- [Given instruction]
Copy out exactly the lines from the line containing "What's the underlying" to the end of the listing.

- [Materials provided]
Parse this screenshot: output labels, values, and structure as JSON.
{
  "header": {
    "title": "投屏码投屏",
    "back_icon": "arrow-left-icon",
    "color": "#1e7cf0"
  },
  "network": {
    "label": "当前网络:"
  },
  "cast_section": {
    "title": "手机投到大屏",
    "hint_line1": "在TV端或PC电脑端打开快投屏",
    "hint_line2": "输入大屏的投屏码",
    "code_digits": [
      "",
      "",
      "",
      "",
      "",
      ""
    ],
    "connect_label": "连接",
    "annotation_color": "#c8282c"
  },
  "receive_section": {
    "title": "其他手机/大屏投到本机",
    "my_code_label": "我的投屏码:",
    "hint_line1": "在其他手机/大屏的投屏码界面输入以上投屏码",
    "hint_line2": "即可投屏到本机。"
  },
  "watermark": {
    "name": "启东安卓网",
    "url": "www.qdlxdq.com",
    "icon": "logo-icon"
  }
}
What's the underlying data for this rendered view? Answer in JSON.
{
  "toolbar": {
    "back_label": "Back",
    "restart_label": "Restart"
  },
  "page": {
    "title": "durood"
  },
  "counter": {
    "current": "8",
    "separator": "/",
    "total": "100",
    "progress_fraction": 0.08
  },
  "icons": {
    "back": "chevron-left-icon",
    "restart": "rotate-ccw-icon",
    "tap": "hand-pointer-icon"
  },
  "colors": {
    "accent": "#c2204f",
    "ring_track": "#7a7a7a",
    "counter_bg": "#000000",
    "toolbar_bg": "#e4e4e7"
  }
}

- [Response to this task]
What's the underlying data for this rendered view? Answer in JSON.
{
  "toolbar": {
    "back_label": "Back",
    "restart_label": "Restart"
  },
  "page": {
    "title": "durood"
  },
  "counter": {
    "current": "8",
    "separator": "/",
    "total": "100",
    "progress_fraction": 0.08
  },
  "icons": {
    "back": "chevron-left-icon",
    "restart": "rotate-ccw-icon",
    "tap": "hand-pointer-icon"
  },
  "colors": {
    "accent": "#c2204f",
    "ring_track": "#7a7a7a",
    "counter_bg": "#000000",
    "toolbar_bg": "#e4e4e7"
  }
}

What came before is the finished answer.